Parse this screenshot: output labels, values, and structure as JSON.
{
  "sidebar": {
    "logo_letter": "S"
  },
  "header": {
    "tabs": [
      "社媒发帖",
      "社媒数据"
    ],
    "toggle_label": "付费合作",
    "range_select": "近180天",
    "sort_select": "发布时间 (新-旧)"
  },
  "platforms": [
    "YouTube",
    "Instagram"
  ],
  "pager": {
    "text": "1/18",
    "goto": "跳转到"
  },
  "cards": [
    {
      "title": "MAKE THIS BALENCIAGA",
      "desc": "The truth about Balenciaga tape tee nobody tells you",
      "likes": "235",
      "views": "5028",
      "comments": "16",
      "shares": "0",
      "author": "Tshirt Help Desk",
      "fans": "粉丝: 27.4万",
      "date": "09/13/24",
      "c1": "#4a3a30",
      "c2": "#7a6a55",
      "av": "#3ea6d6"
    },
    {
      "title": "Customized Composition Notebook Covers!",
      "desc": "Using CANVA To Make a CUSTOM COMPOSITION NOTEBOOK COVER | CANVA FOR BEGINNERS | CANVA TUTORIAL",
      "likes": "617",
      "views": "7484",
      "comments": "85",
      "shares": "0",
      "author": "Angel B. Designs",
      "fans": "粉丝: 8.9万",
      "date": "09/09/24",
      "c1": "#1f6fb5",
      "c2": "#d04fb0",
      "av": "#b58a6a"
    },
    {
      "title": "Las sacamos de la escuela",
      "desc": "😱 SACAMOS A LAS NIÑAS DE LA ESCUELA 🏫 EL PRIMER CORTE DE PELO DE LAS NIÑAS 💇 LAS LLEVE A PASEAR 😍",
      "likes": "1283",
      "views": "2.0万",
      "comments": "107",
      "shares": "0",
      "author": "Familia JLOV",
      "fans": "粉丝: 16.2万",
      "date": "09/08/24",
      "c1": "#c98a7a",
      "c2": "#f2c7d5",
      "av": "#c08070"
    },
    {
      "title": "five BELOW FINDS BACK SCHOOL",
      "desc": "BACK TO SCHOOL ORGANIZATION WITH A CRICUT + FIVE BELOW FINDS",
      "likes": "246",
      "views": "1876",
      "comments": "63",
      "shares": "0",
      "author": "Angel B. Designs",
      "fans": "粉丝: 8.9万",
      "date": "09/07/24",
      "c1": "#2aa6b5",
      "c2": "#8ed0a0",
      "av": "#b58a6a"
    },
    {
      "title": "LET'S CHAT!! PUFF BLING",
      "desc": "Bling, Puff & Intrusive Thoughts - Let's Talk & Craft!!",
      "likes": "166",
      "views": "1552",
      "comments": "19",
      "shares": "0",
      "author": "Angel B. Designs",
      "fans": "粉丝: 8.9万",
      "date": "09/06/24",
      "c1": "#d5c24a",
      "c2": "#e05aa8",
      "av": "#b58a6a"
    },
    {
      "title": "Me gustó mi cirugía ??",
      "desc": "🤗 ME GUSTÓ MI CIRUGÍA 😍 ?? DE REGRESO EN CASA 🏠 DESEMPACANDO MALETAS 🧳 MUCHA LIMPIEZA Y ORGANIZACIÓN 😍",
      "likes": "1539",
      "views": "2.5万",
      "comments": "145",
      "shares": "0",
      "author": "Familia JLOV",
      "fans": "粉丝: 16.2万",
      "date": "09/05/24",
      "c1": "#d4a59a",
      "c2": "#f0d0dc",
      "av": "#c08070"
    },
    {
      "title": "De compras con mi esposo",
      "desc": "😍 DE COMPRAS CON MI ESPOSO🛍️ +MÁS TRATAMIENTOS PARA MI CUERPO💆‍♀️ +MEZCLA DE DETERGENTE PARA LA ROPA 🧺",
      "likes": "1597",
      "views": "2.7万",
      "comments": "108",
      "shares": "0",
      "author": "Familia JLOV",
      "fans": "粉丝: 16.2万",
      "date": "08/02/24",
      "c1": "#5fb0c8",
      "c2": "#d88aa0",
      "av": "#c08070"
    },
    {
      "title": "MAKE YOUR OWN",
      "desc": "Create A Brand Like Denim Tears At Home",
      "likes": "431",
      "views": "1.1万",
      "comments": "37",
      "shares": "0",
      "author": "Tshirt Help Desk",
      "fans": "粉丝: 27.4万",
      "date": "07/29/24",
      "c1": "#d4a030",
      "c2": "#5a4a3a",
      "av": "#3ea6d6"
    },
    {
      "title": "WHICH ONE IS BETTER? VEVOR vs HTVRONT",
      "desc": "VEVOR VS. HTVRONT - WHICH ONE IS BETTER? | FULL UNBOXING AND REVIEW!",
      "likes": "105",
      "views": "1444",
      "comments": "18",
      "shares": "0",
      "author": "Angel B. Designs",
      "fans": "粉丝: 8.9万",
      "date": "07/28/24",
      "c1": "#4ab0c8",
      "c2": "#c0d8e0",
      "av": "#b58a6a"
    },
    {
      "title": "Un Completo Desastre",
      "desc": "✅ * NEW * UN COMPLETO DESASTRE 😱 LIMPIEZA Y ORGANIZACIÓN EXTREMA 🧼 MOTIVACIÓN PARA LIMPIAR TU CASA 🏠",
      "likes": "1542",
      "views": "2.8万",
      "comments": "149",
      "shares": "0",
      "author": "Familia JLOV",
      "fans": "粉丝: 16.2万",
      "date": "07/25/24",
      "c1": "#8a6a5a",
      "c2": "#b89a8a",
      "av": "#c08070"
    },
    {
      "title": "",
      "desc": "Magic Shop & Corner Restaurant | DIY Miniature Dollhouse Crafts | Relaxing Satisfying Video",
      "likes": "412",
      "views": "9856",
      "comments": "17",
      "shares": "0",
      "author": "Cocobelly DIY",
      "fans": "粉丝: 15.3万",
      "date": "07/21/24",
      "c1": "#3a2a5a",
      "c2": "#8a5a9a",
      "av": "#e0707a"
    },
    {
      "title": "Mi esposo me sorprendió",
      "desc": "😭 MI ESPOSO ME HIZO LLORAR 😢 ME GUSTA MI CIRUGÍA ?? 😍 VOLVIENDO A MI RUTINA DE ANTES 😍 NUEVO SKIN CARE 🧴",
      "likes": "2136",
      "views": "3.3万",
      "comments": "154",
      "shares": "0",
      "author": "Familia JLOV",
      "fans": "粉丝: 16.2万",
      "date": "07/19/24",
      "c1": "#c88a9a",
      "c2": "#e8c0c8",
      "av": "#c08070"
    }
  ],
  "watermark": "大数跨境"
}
***
▸ **PROBLEM DESCRIPTION**
Return all of the data exactly as it reads.

▸ **FULL RESPONSE**
Parse this screenshot: output labels, values, and structure as JSON.
{
  "sidebar": {
    "logo_letter": "S"
  },
  "header": {
    "tabs": [
      "社媒发帖",
      "社媒数据"
    ],
    "toggle_label": "付费合作",
    "range_select": "近180天",
    "sort_select": "发布时间 (新-旧)"
  },
  "platforms": [
    "YouTube",
    "Instagram"
  ],
  "pager": {
    "text": "1/18",
    "goto": "跳转到"
  },
  "cards": [
    {
      "title": "MAKE THIS BALENCIAGA",
      "desc": "The truth about Balenciaga tape tee nobody tells you",
      "likes": "235",
      "views": "5028",
      "comments": "16",
      "shares": "0",
      "author": "Tshirt Help Desk",
      "fans": "粉丝: 27.4万",
      "date": "09/13/24",
      "c1": "#4a3a30",
      "c2": "#7a6a55",
      "av": "#3ea6d6"
    },
    {
      "title": "Customized Composition Notebook Covers!",
      "desc": "Using CANVA To Make a CUSTOM COMPOSITION NOTEBOOK COVER | CANVA FOR BEGINNERS | CANVA TUTORIAL",
      "likes": "617",
      "views": "7484",
      "comments": "85",
      "shares": "0",
      "author": "Angel B. Designs",
      "fans": "粉丝: 8.9万",
      "date": "09/09/24",
      "c1": "#1f6fb5",
      "c2": "#d04fb0",
      "av": "#b58a6a"
    },
    {
      "title": "Las sacamos de la escuela",
      "desc": "😱 SACAMOS A LAS NIÑAS DE LA ESCUELA 🏫 EL PRIMER CORTE DE PELO DE LAS NIÑAS 💇 LAS LLEVE A PASEAR 😍",
      "likes": "1283",
      "views": "2.0万",
      "comments": "107",
      "shares": "0",
      "author": "Familia JLOV",
      "fans": "粉丝: 16.2万",
      "date": "09/08/24",
      "c1": "#c98a7a",
      "c2": "#f2c7d5",
      "av": "#c08070"
    },
    {
      "title": "five BELOW FINDS BACK SCHOOL",
      "desc": "BACK TO SCHOOL ORGANIZATION WITH A CRICUT + FIVE BELOW FINDS",
      "likes": "246",
      "views": "1876",
      "comments": "63",
      "shares": "0",
      "author": "Angel B. Designs",
      "fans": "粉丝: 8.9万",
      "date": "09/07/24",
      "c1": "#2aa6b5",
      "c2": "#8ed0a0",
      "av": "#b58a6a"
    },
    {
      "title": "LET'S CHAT!! PUFF BLING",
      "desc": "Bling, Puff & Intrusive Thoughts - Let's Talk & Craft!!",
      "likes": "166",
      "views": "1552",
      "comments": "19",
      "shares": "0",
      "author": "Angel B. Designs",
      "fans": "粉丝: 8.9万",
      "date": "09/06/24",
      "c1": "#d5c24a",
      "c2": "#e05aa8",
      "av": "#b58a6a"
    },
    {
      "title": "Me gustó mi cirugía ??",
      "desc": "🤗 ME GUSTÓ MI CIRUGÍA 😍 ?? DE REGRESO EN CASA 🏠 DESEMPACANDO MALETAS 🧳 MUCHA LIMPIEZA Y ORGANIZACIÓN 😍",
      "likes": "1539",
      "views": "2.5万",
      "comments": "145",
      "shares": "0",
      "author": "Familia JLOV",
      "fans": "粉丝: 16.2万",
      "date": "09/05/24",
      "c1": "#d4a59a",
      "c2": "#f0d0dc",
      "av": "#c08070"
    },
    {
      "title": "De compras con mi esposo",
      "desc": "😍 DE COMPRAS CON MI ESPOSO🛍️ +MÁS TRATAMIENTOS PARA MI CUERPO💆‍♀️ +MEZCLA DE DETERGENTE PARA LA ROPA 🧺",
      "likes": "1597",
      "views": "2.7万",
      "comments": "108",
      "shares": "0",
      "author": "Familia JLOV",
      "fans": "粉丝: 16.2万",
      "date": "08/02/24",
      "c1": "#5fb0c8",
      "c2": "#d88aa0",
      "av": "#c08070"
    },
    {
      "title": "MAKE YOUR OWN",
      "desc": "Create A Brand Like Denim Tears At Home",
      "likes": "431",
      "views": "1.1万",
      "comments": "37",
      "shares": "0",
      "author": "Tshirt Help Desk",
      "fans": "粉丝: 27.4万",
      "date": "07/29/24",
      "c1": "#d4a030",
      "c2": "#5a4a3a",
      "av": "#3ea6d6"
    },
    {
      "title": "WHICH ONE IS BETTER? VEVOR vs HTVRONT",
      "desc": "VEVOR VS. HTVRONT - WHICH ONE IS BETTER? | FULL UNBOXING AND REVIEW!",
      "likes": "105",
      "views": "1444",
      "comments": "18",
      "shares": "0",
      "author": "Angel B. Designs",
      "fans": "粉丝: 8.9万",
      "date": "07/28/24",
      "c1": "#4ab0c8",
      "c2": "#c0d8e0",
      "av": "#b58a6a"
    },
    {
      "title": "Un Completo Desastre",
      "desc": "✅ * NEW * UN COMPLETO DESASTRE 😱 LIMPIEZA Y ORGANIZACIÓN EXTREMA 🧼 MOTIVACIÓN PARA LIMPIAR TU CASA 🏠",
      "likes": "1542",
      "views": "2.8万",
      "comments": "149",
      "shares": "0",
      "author": "Familia JLOV",
      "fans": "粉丝: 16.2万",
      "date": "07/25/24",
      "c1": "#8a6a5a",
      "c2": "#b89a8a",
      "av": "#c08070"
    },
    {
      "title": "",
      "desc": "Magic Shop & Corner Restaurant | DIY Miniature Dollhouse Crafts | Relaxing Satisfying Video",
      "likes": "412",
      "views": "9856",
      "comments": "17",
      "shares": "0",
      "author": "Cocobelly DIY",
      "fans": "粉丝: 15.3万",
      "date": "07/21/24",
      "c1": "#3a2a5a",
      "c2": "#8a5a9a",
      "av": "#e0707a"
    },
    {
      "title": "Mi esposo me sorprendió",
      "desc": "😭 MI ESPOSO ME HIZO LLORAR 😢 ME GUSTA MI CIRUGÍA ?? 😍 VOLVIENDO A MI RUTINA DE ANTES 😍 NUEVO SKIN CARE 🧴",
      "likes": "2136",
      "views": "3.3万",
      "comments": "154",
      "shares": "0",
      "author": "Familia JLOV",
      "fans": "粉丝: 16.2万",
      "date": "07/19/24",
      "c1": "#c88a9a",
      "c2": "#e8c0c8",
      "av": "#c08070"
    }
  ],
  "watermark": "大数跨境"
}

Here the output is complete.